• Work to do: Set down, word for word, the stretch of the Spark garbage collection text below from "Choosing the Right" through "pauses are acceptable.".

• Selection:
********

Choosing the Right Garbage Collector
For Spark workloads, you’re realistically choosing between three collectors:
Parallel GC (default in Java 8): Optimizes for throughput. Uses multiple threads for both young and old generation collection but stops the world for all GC events. Good baseline for batch jobs where occasional long pauses are acceptable.
G1GC: Balances throughput and latency. Divides the heap into regions and collects garbage incrementally. Better for larger heaps (8GB+) and when you need more predictable pause times.
ZGC (Java 11+): Sub-millisecond pause times regardless of heap size. Higher CPU overhead but eliminates GC as a source of task stragglers. Consider for latency-sensitive streaming jobs.
For most Spark batch workloads, G1GC with proper tuning hits the sweet spot:
--conf "spark.executor.extraJavaOptions=-XX:+UseG1GC \
-XX:G1HeapRegionSize=16m \
-XX:InitiatingHeapOccupancyPercent=35 \
-XX:ConcGCThreads=4 \
-XX:+ParallelRefProcEnabled"
The G1HeapRegionSize should be set so you have 2048-4096 regions. For an 8GB heap, 16MB regions give you 512 regions—reasonable but on the lower end. For 32GB heaps, use 16MB; for 64GB heaps, consider 32MB.
InitiatingHeapOccupancyPercent=35 starts concurrent marking earlier than the default 45%, giving G1 more time to complete collection before running out of space.
Key Tuning Parameters
Here’s a complete spark-submit command incorporating GC tuning for a typical 8GB executor:
spark-submit \
--class com.example.DataPipeline \
--master yarn \
--deploy-mode cluster \
--executor-memory 8g \
--executor-cores 4 \
--num-executors 20 \
--conf "spark.memory.fraction=0.6" \
--conf "spark.memory.storageFraction=0.3" \
--conf "spark.serializer=org.apache.spark.serializer.KryoSerializer" \
--conf "spark.executor.extraJavaOptions=-XX:+UseG1GC \
-XX:G1HeapRegionSize=16m \
-XX:InitiatingHeapOccupancyPercent=35 \
-XX:MaxGCPauseMillis=200 \
-XX:+ParallelRefProcEnabled \
-XX:+UnlockDiagnosticVMOptions \
-XX:+G1SummarizeConcMark \
-Xlog:gc*:file=/var/log/spark/gc-%p.log:time" \
--conf "spark.executor.memoryOverhead=2g" \
application.jar
Key decisions in this configuration:
spark.memory.storageFraction=0.3: Reduced from default 0.5 because this job is shuffle-heavy with minimal caching.memoryOverhead=2g: Increased from the default 10% to handle off-heap allocations from Netty and native code.MaxGCPauseMillis=200: Tells G1 to target 200ms pauses. It’s a goal, not a guarantee.

********

(Bounding box entries)

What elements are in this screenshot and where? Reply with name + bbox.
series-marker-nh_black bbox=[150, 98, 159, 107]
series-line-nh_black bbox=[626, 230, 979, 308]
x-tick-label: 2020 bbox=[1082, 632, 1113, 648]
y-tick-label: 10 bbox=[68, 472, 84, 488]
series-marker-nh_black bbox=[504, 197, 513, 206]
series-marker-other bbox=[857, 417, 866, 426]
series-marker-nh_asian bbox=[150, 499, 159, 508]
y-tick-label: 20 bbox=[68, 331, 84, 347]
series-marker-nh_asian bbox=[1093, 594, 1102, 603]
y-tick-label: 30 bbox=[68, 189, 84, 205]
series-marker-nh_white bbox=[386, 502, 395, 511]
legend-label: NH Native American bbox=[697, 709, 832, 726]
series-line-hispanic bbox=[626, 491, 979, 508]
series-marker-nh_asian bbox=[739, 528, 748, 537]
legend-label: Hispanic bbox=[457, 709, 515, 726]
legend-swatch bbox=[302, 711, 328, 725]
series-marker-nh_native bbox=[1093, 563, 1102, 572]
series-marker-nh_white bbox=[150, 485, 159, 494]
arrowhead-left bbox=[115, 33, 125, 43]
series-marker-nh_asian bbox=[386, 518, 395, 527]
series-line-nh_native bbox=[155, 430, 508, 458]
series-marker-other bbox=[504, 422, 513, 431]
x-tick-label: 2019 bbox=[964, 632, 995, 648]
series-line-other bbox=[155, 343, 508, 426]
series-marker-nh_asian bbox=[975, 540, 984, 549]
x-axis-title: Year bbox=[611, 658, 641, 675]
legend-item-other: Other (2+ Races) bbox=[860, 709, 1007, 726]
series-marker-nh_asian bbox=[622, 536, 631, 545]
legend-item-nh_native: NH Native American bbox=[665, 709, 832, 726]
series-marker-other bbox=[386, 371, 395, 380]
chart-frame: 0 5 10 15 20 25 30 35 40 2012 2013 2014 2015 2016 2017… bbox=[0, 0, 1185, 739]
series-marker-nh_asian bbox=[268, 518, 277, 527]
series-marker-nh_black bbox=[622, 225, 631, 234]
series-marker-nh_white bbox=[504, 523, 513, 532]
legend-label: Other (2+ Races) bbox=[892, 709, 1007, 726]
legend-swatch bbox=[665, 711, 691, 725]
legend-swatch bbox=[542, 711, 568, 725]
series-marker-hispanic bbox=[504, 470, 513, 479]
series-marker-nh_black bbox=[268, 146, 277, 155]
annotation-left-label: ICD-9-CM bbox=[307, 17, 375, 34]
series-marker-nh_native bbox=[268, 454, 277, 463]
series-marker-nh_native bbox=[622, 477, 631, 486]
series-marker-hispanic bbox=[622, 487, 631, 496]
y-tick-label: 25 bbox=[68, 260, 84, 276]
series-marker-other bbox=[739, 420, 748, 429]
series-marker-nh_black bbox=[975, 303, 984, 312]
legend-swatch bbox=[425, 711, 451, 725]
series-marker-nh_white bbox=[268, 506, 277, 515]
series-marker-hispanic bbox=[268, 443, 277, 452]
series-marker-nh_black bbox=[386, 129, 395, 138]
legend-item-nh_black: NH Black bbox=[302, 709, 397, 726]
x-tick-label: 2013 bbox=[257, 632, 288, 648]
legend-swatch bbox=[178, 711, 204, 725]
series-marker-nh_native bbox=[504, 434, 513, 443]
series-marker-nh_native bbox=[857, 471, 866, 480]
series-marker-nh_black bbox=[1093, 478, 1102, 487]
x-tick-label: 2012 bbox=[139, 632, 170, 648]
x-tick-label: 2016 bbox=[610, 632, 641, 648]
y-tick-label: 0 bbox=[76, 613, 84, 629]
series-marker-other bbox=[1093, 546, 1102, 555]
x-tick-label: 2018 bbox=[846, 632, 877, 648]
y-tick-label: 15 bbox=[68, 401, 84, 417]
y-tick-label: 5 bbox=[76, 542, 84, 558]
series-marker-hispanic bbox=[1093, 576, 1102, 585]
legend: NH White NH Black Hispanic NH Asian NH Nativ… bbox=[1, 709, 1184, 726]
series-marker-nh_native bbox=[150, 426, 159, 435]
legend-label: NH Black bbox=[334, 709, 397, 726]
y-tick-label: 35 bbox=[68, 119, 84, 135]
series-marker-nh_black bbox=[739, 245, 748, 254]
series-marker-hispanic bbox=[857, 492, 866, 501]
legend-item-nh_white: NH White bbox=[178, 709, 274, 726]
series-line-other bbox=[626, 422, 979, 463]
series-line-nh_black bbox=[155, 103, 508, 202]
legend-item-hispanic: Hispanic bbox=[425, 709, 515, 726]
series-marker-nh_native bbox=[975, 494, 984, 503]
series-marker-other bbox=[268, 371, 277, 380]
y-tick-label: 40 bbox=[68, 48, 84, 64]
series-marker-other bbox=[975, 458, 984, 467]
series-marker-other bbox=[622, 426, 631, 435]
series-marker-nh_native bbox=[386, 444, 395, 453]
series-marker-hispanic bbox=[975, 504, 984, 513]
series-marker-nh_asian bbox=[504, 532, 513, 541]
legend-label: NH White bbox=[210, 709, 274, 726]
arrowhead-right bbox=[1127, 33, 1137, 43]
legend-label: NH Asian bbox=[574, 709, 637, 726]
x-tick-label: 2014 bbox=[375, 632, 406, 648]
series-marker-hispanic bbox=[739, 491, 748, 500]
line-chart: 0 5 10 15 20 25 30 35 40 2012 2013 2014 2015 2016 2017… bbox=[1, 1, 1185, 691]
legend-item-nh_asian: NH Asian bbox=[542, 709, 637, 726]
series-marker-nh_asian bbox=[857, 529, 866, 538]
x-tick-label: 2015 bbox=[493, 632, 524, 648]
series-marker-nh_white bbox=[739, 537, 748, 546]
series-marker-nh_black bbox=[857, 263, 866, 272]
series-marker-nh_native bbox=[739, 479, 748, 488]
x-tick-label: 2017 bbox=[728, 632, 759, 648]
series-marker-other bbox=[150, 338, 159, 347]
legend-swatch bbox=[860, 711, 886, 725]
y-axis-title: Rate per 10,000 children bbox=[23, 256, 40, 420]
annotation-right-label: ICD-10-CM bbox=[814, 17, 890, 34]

********

• Task solution:
Choosing the Right Garbage Collector
For Spark workloads, you’re realistically choosing between three collectors:
Parallel GC (default in Java 8): Optimizes for throughput. Uses multiple threads for both young and old generation collection but stops the world for all GC events. Good baseline for batch jobs where occasional long pauses are acceptable.